(Lines of data)

══════════════════════════════

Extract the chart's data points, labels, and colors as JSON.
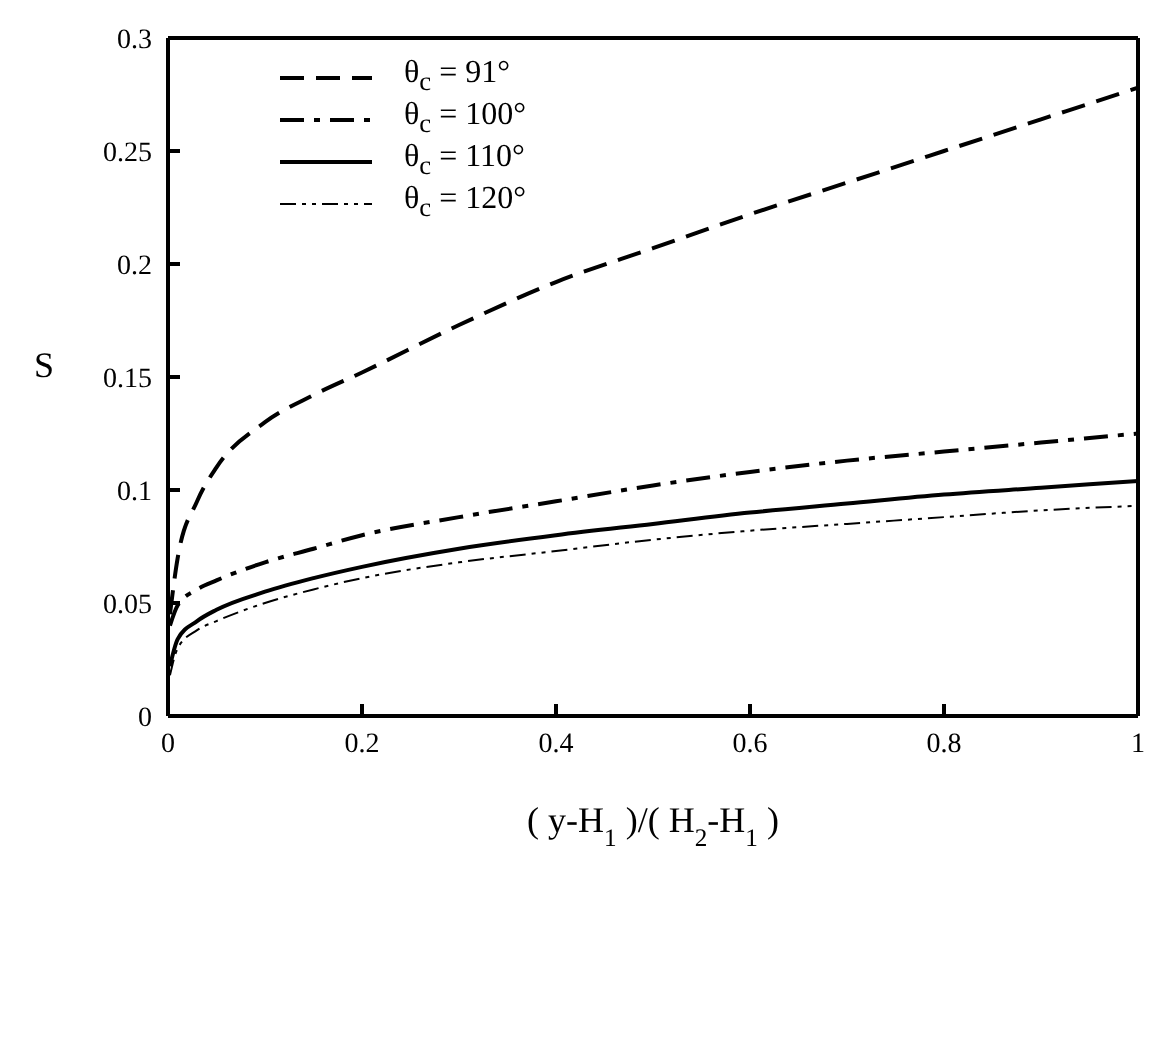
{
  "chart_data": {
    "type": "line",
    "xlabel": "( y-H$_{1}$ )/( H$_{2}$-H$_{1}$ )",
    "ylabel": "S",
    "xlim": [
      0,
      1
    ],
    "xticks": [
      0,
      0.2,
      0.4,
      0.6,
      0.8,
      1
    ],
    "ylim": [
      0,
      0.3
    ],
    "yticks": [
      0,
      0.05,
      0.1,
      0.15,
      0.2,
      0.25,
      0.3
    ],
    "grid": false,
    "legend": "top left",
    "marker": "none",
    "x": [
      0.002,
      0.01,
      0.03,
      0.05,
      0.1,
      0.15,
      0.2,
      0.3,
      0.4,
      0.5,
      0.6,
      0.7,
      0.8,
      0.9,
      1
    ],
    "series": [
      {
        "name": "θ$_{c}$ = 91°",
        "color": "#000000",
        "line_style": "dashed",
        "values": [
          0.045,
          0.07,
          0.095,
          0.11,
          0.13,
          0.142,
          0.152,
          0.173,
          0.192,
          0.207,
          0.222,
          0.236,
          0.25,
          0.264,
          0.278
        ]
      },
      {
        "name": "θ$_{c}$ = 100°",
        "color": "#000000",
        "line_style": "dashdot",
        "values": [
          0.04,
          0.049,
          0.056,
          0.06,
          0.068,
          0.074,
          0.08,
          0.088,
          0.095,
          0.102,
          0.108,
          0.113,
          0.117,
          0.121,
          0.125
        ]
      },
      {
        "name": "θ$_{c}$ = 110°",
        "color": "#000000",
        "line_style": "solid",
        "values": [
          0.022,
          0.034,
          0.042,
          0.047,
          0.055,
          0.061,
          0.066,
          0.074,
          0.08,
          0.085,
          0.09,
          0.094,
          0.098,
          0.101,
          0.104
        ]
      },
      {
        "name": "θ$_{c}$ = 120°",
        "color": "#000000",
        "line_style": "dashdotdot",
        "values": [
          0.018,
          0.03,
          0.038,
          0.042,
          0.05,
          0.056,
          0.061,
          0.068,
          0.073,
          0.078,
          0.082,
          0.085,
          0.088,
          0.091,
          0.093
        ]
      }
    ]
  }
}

══════════════════════════════

- [THE TASK]:
Each entry must be retyped word for word, with every image omitted.

- [RESULT]:
Extract the chart's data points, labels, and colors as JSON.
{
  "chart_data": {
    "type": "line",
    "xlabel": "( y-H$_{1}$ )/( H$_{2}$-H$_{1}$ )",
    "ylabel": "S",
    "xlim": [
      0,
      1
    ],
    "xticks": [
      0,
      0.2,
      0.4,
      0.6,
      0.8,
      1
    ],
    "ylim": [
      0,
      0.3
    ],
    "yticks": [
      0,
      0.05,
      0.1,
      0.15,
      0.2,
      0.25,
      0.3
    ],
    "grid": false,
    "legend": "top left",
    "marker": "none",
    "x": [
      0.002,
      0.01,
      0.03,
      0.05,
      0.1,
      0.15,
      0.2,
      0.3,
      0.4,
      0.5,
      0.6,
      0.7,
      0.8,
      0.9,
      1
    ],
    "series": [
      {
        "name": "θ$_{c}$ = 91°",
        "color": "#000000",
        "line_style": "dashed",
        "values": [
          0.045,
          0.07,
          0.095,
          0.11,
          0.13,
          0.142,
          0.152,
          0.173,
          0.192,
          0.207,
          0.222,
          0.236,
          0.25,
          0.264,
          0.278
        ]
      },
      {
        "name": "θ$_{c}$ = 100°",
        "color": "#000000",
        "line_style": "dashdot",
        "values": [
          0.04,
          0.049,
          0.056,
          0.06,
          0.068,
          0.074,
          0.08,
          0.088,
          0.095,
          0.102,
          0.108,
          0.113,
          0.117,
          0.121,
          0.125
        ]
      },
      {
        "name": "θ$_{c}$ = 110°",
        "color": "#000000",
        "line_style": "solid",
        "values": [
          0.022,
          0.034,
          0.042,
          0.047,
          0.055,
          0.061,
          0.066,
          0.074,
          0.08,
          0.085,
          0.09,
          0.094,
          0.098,
          0.101,
          0.104
        ]
      },
      {
        "name": "θ$_{c}$ = 120°",
        "color": "#000000",
        "line_style": "dashdotdot",
        "values": [
          0.018,
          0.03,
          0.038,
          0.042,
          0.05,
          0.056,
          0.061,
          0.068,
          0.073,
          0.078,
          0.082,
          0.085,
          0.088,
          0.091,
          0.093
        ]
      }
    ]
  }
}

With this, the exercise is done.